YOUR TASK
Go through the data below. Pull out every line that has the word "JSON".

RECORD LIST
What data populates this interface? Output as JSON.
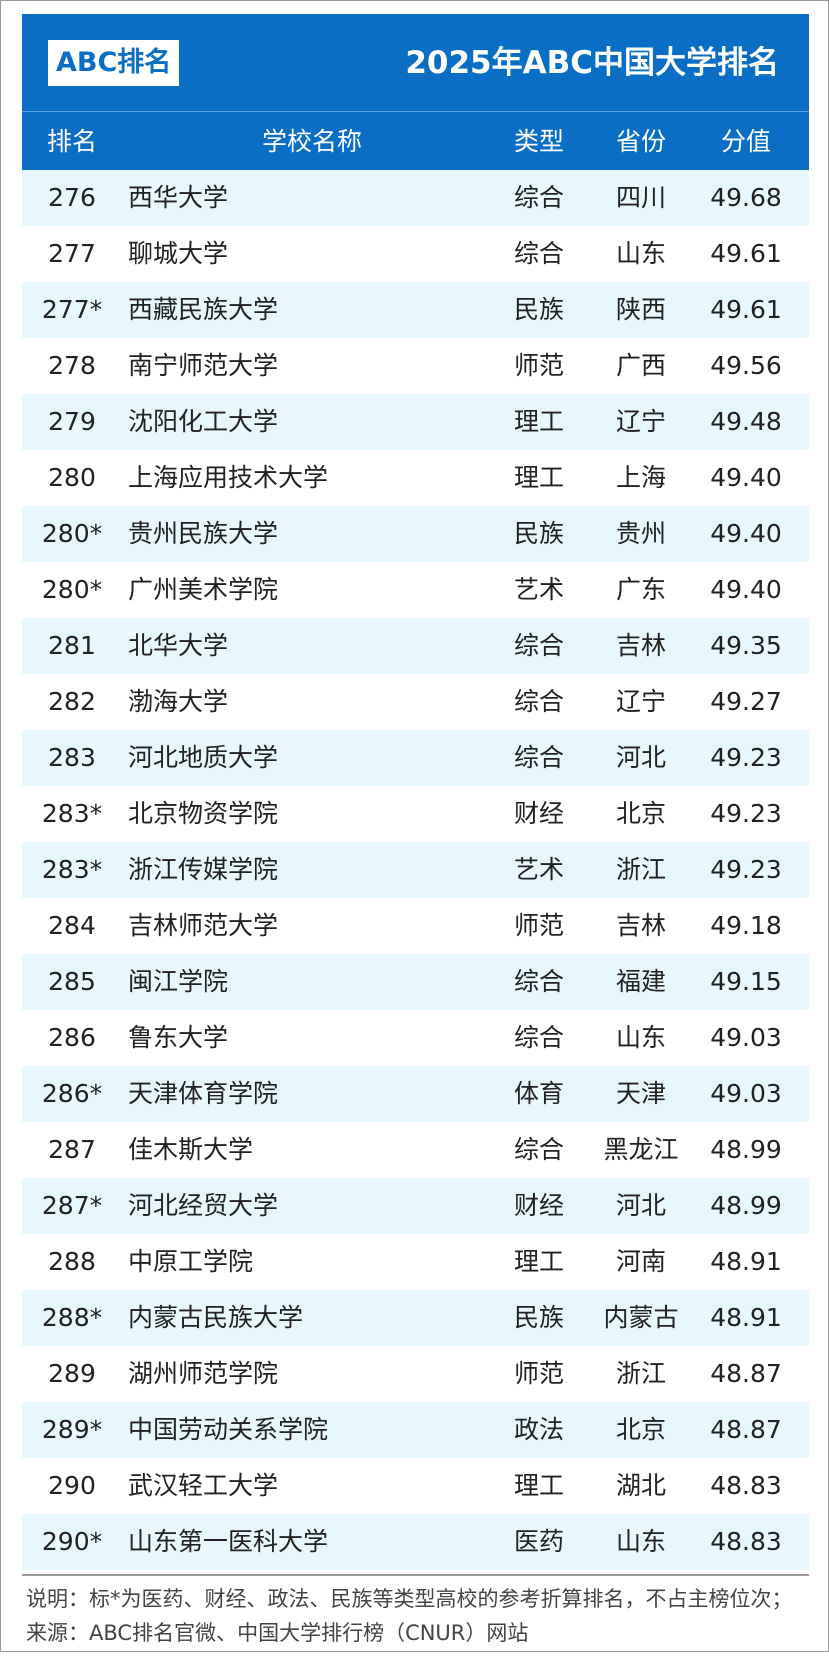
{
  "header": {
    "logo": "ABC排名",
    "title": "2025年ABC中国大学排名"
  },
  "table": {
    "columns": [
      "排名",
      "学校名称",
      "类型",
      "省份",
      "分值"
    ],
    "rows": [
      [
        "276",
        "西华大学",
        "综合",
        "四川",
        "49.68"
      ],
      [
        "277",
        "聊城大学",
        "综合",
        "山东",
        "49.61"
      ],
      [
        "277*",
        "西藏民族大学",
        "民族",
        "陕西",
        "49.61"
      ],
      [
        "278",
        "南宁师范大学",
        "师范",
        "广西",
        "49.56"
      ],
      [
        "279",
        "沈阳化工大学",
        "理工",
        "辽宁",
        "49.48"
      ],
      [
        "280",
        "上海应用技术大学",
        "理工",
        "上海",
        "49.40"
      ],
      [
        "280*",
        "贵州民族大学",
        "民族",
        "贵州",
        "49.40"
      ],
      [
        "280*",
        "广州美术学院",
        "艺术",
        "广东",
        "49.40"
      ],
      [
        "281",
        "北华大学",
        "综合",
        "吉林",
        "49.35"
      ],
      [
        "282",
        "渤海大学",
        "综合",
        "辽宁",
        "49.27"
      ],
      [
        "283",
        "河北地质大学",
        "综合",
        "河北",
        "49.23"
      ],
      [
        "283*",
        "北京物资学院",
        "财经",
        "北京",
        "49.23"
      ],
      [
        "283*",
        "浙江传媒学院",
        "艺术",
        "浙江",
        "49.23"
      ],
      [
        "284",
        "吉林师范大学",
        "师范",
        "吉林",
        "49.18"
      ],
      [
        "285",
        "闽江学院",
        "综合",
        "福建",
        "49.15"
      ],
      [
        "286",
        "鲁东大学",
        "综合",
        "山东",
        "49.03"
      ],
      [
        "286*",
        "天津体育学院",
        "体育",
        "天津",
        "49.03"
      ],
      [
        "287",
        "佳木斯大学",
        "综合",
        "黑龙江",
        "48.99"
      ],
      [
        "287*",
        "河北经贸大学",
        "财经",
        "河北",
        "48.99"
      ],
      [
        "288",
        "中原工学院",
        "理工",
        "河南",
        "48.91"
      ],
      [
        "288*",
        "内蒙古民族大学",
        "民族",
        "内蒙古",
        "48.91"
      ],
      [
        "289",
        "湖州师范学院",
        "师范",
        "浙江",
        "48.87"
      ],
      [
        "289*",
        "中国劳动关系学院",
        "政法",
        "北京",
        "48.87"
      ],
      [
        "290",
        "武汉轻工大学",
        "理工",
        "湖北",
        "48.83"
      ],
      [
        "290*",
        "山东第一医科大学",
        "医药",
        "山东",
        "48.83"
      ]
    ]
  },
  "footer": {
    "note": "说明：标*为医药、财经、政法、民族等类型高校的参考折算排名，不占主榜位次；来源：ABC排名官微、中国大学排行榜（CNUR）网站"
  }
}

---

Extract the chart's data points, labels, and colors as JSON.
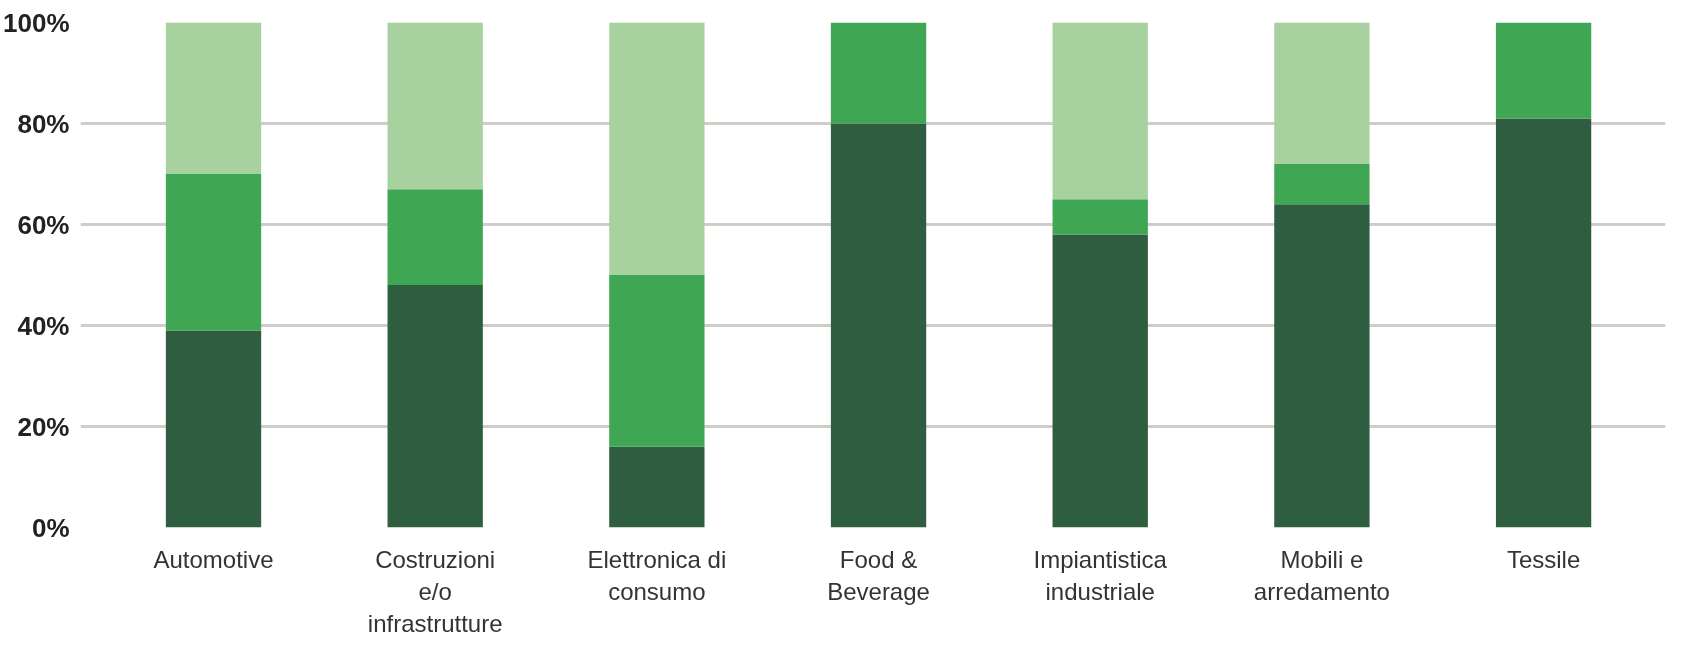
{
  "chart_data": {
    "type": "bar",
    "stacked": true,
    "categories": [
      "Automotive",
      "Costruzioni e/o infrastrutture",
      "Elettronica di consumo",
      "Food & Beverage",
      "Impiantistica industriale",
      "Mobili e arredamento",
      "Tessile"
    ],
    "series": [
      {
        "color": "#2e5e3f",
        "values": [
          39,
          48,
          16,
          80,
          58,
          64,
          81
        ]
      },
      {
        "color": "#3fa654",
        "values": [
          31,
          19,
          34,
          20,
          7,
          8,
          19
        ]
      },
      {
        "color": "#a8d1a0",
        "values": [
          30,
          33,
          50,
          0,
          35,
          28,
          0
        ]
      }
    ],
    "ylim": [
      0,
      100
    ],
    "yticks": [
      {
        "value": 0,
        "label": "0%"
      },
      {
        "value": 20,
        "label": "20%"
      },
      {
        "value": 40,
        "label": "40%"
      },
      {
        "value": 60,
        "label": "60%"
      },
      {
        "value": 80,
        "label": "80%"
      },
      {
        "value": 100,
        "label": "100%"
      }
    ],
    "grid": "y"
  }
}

SOLUTION
What data populates this interface? Output as JSON.
Extract the chart's data points, labels, and colors as JSON.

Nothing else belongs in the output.